Exercise directions —
Return everything from the start of these lines down through the line containing "svg-text:300: 300 <box>39 187 54 197</box>", copied exactly, with both the first line and that line included.

--- Begin Listed records ---

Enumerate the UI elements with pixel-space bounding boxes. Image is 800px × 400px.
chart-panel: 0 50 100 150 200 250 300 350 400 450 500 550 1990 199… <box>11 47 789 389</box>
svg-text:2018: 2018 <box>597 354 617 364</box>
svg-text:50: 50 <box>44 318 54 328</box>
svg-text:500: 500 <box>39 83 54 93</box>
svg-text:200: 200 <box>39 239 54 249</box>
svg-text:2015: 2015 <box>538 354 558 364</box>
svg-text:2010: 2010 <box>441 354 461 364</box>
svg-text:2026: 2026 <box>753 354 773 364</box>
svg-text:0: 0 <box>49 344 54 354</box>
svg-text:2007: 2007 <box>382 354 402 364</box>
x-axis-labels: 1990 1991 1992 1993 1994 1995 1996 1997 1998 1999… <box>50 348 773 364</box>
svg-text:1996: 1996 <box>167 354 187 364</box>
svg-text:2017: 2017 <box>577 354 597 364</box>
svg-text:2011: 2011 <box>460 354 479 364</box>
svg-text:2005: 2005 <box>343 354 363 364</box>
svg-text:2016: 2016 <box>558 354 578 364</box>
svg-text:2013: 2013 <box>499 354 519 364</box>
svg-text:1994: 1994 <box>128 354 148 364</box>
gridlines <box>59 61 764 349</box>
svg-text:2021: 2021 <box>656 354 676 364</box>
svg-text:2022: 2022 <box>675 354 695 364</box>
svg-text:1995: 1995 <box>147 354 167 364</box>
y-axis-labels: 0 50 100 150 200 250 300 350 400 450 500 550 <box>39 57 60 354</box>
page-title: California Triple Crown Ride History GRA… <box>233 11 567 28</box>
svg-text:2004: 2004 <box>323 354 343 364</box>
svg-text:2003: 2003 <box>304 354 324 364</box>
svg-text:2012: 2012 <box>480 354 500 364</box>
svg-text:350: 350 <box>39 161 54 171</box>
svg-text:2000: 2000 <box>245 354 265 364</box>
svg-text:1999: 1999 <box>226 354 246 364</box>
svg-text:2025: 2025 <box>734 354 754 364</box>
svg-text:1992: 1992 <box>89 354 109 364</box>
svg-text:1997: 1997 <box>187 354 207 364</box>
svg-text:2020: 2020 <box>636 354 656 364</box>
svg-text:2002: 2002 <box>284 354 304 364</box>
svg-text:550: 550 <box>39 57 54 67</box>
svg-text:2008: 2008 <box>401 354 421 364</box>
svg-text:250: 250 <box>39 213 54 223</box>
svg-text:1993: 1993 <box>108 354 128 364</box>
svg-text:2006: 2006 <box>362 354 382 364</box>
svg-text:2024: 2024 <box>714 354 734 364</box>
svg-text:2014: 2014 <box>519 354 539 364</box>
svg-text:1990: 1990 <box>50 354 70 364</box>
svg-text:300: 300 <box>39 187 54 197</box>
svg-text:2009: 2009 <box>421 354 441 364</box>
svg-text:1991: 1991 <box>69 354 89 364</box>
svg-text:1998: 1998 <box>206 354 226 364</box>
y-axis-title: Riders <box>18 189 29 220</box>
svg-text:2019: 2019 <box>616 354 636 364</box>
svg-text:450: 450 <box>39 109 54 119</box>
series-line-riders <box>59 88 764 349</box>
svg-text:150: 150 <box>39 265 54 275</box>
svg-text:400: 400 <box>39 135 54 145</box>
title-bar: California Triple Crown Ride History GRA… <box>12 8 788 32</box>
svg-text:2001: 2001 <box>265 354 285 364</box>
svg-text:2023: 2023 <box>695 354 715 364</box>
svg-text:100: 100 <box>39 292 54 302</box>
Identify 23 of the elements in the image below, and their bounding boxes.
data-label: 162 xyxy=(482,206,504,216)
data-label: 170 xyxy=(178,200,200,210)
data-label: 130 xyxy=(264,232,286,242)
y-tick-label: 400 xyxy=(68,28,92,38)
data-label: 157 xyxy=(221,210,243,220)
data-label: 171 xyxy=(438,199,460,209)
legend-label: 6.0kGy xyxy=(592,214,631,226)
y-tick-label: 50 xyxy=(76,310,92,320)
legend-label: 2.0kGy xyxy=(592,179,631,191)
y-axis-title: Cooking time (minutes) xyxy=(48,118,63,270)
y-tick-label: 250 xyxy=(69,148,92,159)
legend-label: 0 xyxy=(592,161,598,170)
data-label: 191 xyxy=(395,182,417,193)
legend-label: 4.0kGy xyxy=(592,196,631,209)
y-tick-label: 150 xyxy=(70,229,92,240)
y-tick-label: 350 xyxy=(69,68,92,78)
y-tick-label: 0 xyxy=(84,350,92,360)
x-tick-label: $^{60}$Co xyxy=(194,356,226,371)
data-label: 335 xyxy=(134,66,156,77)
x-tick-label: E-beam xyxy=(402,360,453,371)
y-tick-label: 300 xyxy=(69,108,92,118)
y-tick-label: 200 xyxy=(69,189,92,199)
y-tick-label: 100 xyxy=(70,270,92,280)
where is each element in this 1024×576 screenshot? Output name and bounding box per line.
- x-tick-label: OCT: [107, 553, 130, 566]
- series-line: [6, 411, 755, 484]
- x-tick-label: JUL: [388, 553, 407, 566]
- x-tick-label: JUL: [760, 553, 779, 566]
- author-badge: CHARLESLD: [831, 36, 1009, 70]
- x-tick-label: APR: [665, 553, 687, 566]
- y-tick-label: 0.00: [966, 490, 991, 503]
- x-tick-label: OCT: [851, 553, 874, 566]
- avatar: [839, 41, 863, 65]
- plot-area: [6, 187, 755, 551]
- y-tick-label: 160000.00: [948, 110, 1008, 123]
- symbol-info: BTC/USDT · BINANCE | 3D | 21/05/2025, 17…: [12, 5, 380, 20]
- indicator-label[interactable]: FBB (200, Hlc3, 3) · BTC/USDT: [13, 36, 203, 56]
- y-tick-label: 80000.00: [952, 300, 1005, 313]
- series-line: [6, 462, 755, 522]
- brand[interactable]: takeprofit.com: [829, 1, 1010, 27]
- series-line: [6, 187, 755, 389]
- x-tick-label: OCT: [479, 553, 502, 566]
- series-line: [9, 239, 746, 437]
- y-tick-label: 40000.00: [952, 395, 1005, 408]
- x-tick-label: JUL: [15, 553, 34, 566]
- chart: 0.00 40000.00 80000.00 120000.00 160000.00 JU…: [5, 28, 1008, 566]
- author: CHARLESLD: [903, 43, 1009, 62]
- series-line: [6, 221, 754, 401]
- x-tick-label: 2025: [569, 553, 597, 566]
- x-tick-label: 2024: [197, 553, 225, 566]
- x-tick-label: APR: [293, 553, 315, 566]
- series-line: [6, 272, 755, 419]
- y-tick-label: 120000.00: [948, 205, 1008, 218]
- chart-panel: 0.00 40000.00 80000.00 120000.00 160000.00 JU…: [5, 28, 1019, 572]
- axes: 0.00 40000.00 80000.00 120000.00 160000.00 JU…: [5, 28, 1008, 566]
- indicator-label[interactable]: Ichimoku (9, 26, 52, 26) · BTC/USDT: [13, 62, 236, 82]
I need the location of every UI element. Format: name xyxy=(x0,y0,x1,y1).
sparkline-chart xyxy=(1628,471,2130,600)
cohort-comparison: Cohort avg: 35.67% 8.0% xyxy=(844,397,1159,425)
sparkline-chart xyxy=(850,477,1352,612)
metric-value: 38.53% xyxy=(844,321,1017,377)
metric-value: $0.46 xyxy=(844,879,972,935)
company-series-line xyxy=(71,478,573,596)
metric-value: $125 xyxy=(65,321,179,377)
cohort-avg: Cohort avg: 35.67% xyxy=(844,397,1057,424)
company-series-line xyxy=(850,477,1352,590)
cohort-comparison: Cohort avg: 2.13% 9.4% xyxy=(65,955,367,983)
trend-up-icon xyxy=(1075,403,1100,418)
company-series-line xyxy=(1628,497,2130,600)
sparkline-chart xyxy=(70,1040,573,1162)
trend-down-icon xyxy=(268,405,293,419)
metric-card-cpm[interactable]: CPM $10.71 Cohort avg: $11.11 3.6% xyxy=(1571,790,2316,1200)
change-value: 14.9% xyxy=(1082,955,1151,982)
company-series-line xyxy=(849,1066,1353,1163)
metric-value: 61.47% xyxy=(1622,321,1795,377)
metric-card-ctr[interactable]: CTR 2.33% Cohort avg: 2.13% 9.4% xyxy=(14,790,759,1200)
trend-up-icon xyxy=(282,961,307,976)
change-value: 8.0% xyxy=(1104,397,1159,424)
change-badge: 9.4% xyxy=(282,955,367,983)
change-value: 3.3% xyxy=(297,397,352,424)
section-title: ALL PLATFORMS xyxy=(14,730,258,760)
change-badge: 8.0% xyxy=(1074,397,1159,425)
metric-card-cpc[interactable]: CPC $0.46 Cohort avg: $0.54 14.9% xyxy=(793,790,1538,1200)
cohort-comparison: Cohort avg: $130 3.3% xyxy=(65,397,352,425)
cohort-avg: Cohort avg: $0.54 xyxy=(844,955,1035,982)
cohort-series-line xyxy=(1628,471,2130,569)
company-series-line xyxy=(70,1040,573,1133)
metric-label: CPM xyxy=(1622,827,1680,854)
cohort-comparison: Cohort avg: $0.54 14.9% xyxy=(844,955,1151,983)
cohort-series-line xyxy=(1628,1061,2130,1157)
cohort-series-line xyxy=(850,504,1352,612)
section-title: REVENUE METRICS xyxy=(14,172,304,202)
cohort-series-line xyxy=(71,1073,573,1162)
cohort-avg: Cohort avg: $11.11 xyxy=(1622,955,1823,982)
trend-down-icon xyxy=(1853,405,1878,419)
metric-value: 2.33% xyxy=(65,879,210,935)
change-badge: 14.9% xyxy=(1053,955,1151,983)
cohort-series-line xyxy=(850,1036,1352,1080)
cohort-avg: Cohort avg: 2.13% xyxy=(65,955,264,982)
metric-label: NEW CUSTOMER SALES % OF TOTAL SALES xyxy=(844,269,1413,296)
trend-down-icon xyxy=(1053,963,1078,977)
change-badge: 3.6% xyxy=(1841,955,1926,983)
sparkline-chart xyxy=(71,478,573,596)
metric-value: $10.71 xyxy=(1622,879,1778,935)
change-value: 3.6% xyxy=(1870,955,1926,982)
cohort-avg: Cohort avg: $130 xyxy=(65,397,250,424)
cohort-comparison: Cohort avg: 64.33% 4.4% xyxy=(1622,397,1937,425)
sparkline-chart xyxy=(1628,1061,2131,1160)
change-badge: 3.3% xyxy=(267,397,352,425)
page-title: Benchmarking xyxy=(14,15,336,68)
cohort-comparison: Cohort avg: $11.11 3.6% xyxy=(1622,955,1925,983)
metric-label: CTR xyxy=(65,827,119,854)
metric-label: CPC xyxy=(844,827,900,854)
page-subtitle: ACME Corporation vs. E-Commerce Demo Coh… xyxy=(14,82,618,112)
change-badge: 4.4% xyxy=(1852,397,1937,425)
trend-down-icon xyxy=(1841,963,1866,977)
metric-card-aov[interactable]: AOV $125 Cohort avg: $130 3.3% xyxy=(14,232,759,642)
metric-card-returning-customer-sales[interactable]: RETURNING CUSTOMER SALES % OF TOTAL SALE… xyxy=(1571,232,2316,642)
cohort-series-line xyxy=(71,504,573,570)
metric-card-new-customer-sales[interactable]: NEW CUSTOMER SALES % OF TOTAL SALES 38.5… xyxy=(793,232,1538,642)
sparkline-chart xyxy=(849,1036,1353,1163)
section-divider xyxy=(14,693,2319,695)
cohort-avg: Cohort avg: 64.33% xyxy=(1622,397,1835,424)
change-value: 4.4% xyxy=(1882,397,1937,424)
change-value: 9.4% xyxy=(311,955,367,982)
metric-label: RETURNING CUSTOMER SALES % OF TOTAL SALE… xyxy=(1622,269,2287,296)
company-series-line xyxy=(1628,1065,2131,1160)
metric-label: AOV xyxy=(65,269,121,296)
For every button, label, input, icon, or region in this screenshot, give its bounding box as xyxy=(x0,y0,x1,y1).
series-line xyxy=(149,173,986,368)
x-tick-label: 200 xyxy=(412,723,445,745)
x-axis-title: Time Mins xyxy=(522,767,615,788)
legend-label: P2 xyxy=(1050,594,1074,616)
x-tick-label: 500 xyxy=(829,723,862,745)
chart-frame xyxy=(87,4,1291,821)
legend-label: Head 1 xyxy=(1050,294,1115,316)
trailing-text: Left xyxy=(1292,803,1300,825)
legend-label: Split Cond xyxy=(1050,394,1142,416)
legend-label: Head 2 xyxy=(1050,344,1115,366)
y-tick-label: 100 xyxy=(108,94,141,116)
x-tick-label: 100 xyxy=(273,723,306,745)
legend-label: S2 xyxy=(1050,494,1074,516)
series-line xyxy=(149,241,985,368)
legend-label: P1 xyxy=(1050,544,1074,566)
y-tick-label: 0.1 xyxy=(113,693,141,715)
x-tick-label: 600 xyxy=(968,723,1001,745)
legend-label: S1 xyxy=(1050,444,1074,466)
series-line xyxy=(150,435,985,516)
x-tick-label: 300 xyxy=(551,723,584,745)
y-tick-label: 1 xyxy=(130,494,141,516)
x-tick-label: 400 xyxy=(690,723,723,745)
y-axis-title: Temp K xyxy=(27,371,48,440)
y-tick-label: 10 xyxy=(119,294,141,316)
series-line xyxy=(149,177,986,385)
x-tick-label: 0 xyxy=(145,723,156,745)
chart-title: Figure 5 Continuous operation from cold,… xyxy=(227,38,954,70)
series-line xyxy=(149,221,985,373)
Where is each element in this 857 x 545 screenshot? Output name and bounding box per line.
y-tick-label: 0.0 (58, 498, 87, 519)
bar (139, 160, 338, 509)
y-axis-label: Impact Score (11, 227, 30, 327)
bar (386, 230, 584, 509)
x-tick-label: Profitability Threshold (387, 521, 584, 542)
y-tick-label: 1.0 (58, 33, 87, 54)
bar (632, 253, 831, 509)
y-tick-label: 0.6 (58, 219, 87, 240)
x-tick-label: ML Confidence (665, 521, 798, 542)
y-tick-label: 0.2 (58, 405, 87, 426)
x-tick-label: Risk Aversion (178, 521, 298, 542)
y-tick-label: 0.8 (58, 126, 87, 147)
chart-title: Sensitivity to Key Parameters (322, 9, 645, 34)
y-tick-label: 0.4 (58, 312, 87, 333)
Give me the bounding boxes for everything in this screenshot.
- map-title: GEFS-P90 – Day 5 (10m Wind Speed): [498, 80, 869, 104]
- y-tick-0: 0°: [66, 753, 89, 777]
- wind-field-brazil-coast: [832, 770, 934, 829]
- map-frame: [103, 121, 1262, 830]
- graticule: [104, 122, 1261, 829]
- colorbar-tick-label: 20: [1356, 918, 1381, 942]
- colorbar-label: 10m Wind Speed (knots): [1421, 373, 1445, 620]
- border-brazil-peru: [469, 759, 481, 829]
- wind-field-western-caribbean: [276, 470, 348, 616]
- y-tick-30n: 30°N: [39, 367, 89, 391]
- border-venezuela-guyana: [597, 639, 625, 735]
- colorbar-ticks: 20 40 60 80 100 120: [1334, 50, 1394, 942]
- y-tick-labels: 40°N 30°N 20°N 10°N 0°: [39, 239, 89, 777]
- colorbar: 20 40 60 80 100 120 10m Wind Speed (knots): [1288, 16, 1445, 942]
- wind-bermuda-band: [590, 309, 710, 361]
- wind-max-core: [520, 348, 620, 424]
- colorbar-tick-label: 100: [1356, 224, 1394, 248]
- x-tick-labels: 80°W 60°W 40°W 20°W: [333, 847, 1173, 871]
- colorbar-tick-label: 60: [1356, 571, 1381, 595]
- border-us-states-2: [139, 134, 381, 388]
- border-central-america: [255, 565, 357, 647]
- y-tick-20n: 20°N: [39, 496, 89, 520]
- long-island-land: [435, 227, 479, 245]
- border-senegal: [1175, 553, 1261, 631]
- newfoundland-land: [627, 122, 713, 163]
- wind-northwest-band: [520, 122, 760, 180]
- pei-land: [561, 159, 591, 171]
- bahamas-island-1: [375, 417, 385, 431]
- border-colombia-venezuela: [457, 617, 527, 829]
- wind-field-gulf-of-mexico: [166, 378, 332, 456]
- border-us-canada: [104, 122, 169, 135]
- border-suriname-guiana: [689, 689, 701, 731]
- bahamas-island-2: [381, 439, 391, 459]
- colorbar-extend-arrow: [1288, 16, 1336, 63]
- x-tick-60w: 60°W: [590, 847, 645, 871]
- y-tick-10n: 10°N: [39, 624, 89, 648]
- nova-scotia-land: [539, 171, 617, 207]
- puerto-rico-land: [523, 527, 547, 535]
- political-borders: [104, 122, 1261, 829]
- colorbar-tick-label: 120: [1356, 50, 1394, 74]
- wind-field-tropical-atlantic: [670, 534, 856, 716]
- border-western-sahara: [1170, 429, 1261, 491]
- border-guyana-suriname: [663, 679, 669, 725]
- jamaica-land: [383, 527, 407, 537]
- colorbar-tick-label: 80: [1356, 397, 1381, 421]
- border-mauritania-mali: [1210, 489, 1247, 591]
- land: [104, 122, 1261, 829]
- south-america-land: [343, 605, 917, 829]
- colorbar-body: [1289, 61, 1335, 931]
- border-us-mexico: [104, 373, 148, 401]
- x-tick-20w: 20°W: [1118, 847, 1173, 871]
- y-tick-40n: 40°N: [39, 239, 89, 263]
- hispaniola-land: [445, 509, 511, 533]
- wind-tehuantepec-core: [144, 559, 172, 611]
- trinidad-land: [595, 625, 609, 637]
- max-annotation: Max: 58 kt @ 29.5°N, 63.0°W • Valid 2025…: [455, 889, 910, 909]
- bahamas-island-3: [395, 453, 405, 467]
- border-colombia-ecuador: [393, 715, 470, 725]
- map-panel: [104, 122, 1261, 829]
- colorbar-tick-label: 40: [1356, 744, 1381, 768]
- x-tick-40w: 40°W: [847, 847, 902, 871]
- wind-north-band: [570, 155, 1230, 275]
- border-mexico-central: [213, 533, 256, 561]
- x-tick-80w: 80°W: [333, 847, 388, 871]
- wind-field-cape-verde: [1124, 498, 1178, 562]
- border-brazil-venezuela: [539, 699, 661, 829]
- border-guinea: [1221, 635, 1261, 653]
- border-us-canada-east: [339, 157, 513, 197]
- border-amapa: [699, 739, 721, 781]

--- End Listed records ---

Result below —
Enumerate the UI elements with pixel-space bounding boxes. Image is 800px × 400px.
chart-panel: 0 50 100 150 200 250 300 350 400 450 500 550 1990 199… <box>11 47 789 389</box>
svg-text:2018: 2018 <box>597 354 617 364</box>
svg-text:50: 50 <box>44 318 54 328</box>
svg-text:500: 500 <box>39 83 54 93</box>
svg-text:200: 200 <box>39 239 54 249</box>
svg-text:2015: 2015 <box>538 354 558 364</box>
svg-text:2010: 2010 <box>441 354 461 364</box>
svg-text:2026: 2026 <box>753 354 773 364</box>
svg-text:0: 0 <box>49 344 54 354</box>
svg-text:2007: 2007 <box>382 354 402 364</box>
x-axis-labels: 1990 1991 1992 1993 1994 1995 1996 1997 1998 1999… <box>50 348 773 364</box>
svg-text:1996: 1996 <box>167 354 187 364</box>
svg-text:2017: 2017 <box>577 354 597 364</box>
svg-text:2011: 2011 <box>460 354 479 364</box>
svg-text:2005: 2005 <box>343 354 363 364</box>
svg-text:2016: 2016 <box>558 354 578 364</box>
svg-text:2013: 2013 <box>499 354 519 364</box>
svg-text:1994: 1994 <box>128 354 148 364</box>
gridlines <box>59 61 764 349</box>
svg-text:2021: 2021 <box>656 354 676 364</box>
svg-text:2022: 2022 <box>675 354 695 364</box>
svg-text:1995: 1995 <box>147 354 167 364</box>
y-axis-labels: 0 50 100 150 200 250 300 350 400 450 500 550 <box>39 57 60 354</box>
page-title: California Triple Crown Ride History GRA… <box>233 11 567 28</box>
svg-text:2004: 2004 <box>323 354 343 364</box>
svg-text:2003: 2003 <box>304 354 324 364</box>
svg-text:2012: 2012 <box>480 354 500 364</box>
svg-text:350: 350 <box>39 161 54 171</box>
svg-text:2000: 2000 <box>245 354 265 364</box>
svg-text:1999: 1999 <box>226 354 246 364</box>
svg-text:2025: 2025 <box>734 354 754 364</box>
svg-text:1992: 1992 <box>89 354 109 364</box>
svg-text:1997: 1997 <box>187 354 207 364</box>
svg-text:2020: 2020 <box>636 354 656 364</box>
svg-text:2002: 2002 <box>284 354 304 364</box>
svg-text:550: 550 <box>39 57 54 67</box>
svg-text:2008: 2008 <box>401 354 421 364</box>
svg-text:250: 250 <box>39 213 54 223</box>
svg-text:1993: 1993 <box>108 354 128 364</box>
svg-text:2006: 2006 <box>362 354 382 364</box>
svg-text:2024: 2024 <box>714 354 734 364</box>
svg-text:2014: 2014 <box>519 354 539 364</box>
svg-text:1990: 1990 <box>50 354 70 364</box>
svg-text:300: 300 <box>39 187 54 197</box>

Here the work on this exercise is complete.